### Excerpt provided
# # # # #

In the US (and other countries) the number of days a patient is in the hospital is declining, however, the number of ventilator days has actually increased, both in intensive care units as well as in other settings, such as a patient’s home. Aging populations in industrialized countries and epidemic events like SARS and AIDS contribute to this development. Knowing how the ventilators will perform is increasingly important.
Knowing what to expect from the ventilators and how each mode, in particular, will perform under real-world conditions, is a responsibility shared between respiratory caregivers and biomedical technicians. Ventilator design has improved significantly during the past decades and has removed sources of malfunction, however, new complexities arise from the heavy use of patienttriggered modalities and algorithms intended to adapt thresholds to particular care situations.
Accurate gas-flow analysis in combination with a precision test lung will allow complete evaluation of ventilator performance to both clinical expectations and manufacturer specifications. In addition, the ability of a test system (the combined accurate gas-flow analysis and precision test lung) to collect, store, and print the test results allows detailed information to be recorded in the same amount of time that pass/fail testing requires.

# # # # #

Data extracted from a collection
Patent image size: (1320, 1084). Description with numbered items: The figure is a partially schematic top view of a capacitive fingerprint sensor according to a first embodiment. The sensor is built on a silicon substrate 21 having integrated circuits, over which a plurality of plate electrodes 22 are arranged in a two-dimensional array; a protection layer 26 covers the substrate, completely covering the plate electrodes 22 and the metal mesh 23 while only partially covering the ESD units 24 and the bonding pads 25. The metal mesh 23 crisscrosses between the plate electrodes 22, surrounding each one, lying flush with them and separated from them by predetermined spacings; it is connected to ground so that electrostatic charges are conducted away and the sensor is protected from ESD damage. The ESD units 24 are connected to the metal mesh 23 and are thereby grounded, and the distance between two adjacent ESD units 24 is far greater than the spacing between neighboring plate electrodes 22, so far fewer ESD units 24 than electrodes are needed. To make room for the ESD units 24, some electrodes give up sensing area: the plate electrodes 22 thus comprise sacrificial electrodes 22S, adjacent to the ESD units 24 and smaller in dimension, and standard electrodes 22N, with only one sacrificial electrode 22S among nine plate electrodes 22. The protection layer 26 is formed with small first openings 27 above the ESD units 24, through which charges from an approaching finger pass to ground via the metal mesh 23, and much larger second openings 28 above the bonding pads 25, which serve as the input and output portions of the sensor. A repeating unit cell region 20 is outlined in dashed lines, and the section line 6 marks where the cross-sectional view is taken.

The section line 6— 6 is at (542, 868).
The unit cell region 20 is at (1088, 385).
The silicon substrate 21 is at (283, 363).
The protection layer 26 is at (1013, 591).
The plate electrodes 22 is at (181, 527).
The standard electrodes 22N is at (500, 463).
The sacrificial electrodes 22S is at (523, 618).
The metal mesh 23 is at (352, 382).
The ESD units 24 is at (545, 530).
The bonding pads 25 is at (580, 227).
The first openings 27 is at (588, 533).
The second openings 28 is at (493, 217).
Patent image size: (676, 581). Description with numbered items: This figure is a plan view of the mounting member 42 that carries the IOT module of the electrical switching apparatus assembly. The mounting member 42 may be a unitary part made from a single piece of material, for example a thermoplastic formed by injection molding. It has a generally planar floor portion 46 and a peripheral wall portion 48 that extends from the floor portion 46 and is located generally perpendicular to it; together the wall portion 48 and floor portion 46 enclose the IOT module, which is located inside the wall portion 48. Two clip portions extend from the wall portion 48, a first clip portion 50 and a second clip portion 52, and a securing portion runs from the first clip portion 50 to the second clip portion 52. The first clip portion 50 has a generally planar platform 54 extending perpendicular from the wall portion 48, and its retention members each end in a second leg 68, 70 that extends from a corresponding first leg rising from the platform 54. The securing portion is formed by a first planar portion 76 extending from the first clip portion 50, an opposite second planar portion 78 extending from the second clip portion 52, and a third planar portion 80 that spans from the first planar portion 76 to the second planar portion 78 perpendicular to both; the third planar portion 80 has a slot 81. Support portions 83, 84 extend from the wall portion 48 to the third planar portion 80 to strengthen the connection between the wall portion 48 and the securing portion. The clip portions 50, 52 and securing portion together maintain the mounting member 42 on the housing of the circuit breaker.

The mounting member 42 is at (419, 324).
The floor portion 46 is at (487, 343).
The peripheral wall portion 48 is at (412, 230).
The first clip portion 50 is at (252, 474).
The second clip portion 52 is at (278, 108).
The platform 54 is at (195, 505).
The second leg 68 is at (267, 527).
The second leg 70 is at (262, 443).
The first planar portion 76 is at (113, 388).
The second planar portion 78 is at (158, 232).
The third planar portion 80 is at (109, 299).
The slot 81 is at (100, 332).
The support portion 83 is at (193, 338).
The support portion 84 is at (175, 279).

# # # # #

### Work task A
From the passage on ventilator testing, copy word for word the text starting at "In the US (and" and ending at "is increasingly important.".
### Work task B
In the passage on ventilator testing, which two factors are said to contribute to the rise in ventilator days?

### Task result A
In the US (and other countries) the number of days a patient is in the hospital is declining, however, the number of ventilator days has actually increased, both in intensive care units as well as in other settings, such as a patient’s home. Aging populations in industrialized countries and epidemic events like SARS and AIDS contribute to this development. Knowing how the ventilators will perform is increasingly important.

### Task result B
Aging populations in industrialized countries and epidemic events like SARS and AIDS.